• PROBLEM TO WORK ON
Return the lines below exactly, starting with the line that contains "Convert this chart to structured JSON data." and stopping after the last line.
——————
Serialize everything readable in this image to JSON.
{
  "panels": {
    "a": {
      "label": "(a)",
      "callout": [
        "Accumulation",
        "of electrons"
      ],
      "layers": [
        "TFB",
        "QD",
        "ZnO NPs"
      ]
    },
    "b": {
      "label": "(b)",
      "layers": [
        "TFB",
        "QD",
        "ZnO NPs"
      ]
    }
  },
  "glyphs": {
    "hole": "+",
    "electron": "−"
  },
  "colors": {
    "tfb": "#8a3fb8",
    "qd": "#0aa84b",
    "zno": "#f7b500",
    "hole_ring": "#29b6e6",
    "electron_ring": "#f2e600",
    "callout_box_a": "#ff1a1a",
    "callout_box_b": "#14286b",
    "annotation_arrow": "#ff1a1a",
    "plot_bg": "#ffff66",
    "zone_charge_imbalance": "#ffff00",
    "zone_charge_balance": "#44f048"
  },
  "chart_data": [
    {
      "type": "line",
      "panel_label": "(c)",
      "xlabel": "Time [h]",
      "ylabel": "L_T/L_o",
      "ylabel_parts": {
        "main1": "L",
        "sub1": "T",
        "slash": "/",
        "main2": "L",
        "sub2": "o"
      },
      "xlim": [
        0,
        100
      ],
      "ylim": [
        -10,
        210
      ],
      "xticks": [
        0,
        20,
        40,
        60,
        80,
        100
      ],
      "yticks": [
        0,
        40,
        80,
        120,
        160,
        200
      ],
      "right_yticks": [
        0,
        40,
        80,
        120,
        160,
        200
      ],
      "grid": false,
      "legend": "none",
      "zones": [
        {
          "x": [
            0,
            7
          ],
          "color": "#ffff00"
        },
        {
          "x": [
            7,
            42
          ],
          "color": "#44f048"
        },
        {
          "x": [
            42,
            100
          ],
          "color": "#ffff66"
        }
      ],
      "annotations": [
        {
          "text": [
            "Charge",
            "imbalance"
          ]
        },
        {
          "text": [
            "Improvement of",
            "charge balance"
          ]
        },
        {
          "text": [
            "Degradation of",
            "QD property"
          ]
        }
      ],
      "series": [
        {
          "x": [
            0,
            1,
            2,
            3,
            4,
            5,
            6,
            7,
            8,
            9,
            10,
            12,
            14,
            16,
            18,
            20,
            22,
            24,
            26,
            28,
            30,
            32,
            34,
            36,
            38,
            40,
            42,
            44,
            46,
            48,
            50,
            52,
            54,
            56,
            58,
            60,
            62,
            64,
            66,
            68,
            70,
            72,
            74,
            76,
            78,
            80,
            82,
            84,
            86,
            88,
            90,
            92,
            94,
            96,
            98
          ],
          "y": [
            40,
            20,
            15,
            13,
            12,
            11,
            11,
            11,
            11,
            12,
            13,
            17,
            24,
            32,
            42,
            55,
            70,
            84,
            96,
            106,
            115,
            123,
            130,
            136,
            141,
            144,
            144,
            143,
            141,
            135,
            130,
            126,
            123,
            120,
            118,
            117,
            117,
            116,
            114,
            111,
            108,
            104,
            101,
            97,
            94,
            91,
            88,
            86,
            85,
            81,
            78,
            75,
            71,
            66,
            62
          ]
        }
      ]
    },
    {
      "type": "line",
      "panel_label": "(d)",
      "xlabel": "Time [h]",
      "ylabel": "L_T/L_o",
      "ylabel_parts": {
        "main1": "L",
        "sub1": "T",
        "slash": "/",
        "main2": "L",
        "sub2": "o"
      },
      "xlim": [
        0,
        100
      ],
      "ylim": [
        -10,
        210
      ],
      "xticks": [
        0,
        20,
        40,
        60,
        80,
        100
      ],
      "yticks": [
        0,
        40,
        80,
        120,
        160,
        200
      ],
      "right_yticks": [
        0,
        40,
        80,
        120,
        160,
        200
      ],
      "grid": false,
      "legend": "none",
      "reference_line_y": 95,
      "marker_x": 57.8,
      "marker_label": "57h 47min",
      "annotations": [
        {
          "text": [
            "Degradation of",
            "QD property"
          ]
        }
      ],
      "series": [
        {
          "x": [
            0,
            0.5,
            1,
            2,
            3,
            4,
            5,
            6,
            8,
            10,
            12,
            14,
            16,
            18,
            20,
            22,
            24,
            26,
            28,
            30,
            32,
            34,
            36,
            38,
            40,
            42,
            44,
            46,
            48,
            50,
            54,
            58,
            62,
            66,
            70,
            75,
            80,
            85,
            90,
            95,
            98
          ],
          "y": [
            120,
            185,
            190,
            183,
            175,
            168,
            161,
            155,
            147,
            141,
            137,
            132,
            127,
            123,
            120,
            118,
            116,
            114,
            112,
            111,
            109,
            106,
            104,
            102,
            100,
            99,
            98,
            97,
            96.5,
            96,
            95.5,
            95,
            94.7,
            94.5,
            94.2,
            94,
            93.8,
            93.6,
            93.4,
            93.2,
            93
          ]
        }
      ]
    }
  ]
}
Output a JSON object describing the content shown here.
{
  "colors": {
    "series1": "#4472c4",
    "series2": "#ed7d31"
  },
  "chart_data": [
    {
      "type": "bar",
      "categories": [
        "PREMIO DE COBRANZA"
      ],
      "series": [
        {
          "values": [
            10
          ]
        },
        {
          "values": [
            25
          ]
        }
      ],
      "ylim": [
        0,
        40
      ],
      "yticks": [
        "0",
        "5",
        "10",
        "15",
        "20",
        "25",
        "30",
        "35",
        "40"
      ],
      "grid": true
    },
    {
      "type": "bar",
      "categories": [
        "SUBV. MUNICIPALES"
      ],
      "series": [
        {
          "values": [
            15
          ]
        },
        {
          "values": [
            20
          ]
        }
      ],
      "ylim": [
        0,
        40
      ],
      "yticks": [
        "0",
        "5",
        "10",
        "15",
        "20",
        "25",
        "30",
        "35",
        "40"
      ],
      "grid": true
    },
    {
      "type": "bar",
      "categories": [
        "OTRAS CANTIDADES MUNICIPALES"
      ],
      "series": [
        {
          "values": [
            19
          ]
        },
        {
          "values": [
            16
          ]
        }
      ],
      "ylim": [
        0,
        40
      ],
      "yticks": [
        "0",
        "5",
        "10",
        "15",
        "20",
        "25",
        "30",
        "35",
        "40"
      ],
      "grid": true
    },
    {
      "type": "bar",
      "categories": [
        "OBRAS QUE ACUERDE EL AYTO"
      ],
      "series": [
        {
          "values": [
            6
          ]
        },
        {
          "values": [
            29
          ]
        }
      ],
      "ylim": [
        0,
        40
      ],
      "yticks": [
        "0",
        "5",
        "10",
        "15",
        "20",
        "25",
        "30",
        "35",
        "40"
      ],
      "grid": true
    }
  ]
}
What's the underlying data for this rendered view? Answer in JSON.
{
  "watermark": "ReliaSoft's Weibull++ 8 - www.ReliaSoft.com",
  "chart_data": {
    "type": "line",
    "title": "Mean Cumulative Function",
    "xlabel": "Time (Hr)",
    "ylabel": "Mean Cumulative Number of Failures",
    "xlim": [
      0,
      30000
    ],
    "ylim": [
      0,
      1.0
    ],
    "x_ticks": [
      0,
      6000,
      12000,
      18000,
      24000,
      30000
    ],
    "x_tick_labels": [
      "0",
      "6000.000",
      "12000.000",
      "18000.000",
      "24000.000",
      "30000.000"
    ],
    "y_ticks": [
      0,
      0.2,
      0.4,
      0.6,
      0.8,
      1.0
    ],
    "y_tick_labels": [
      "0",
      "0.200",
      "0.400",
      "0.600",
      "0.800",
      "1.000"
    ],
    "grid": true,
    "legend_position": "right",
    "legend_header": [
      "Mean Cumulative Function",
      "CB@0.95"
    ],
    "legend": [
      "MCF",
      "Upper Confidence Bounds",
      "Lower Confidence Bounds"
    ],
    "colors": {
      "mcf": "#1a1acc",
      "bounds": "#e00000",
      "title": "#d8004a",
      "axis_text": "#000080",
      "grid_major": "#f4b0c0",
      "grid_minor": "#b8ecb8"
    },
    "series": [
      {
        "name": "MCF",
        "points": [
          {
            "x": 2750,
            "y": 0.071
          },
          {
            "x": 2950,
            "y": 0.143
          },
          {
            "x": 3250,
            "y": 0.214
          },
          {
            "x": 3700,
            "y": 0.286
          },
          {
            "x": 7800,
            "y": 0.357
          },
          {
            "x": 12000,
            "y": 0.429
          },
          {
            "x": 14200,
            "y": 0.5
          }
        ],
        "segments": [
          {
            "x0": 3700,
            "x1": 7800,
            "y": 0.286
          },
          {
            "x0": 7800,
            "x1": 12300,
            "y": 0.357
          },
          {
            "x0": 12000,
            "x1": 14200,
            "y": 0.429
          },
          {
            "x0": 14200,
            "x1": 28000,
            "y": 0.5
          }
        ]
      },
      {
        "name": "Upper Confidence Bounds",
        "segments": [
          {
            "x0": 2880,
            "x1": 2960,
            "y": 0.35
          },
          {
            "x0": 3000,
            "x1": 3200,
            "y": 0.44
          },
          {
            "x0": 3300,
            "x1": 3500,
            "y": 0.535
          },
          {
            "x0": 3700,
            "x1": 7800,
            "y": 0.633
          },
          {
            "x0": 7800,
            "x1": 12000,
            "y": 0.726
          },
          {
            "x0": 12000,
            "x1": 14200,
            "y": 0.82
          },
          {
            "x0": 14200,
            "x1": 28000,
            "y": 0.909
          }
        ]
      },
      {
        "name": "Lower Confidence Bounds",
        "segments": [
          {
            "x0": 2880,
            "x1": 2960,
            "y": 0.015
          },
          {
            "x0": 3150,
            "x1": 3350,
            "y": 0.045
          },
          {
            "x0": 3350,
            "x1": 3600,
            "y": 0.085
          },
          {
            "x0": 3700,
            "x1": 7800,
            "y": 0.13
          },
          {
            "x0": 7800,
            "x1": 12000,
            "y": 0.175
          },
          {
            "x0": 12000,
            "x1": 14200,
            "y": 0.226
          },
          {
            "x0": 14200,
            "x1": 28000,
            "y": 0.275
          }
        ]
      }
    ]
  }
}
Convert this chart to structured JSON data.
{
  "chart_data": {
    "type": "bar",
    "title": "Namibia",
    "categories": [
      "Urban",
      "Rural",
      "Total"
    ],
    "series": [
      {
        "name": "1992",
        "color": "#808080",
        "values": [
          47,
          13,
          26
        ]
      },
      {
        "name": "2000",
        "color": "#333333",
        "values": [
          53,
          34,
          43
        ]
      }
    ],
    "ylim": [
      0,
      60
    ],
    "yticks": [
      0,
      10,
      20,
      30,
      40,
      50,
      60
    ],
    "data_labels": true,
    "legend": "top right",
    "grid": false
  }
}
——————
• EXERCISE RESULT
Convert this chart to structured JSON data.
{
  "chart_data": {
    "type": "bar",
    "title": "Namibia",
    "categories": [
      "Urban",
      "Rural",
      "Total"
    ],
    "series": [
      {
        "name": "1992",
        "color": "#808080",
        "values": [
          47,
          13,
          26
        ]
      },
      {
        "name": "2000",
        "color": "#333333",
        "values": [
          53,
          34,
          43
        ]
      }
    ],
    "ylim": [
      0,
      60
    ],
    "yticks": [
      0,
      10,
      20,
      30,
      40,
      50,
      60
    ],
    "data_labels": true,
    "legend": "top right",
    "grid": false
  }
}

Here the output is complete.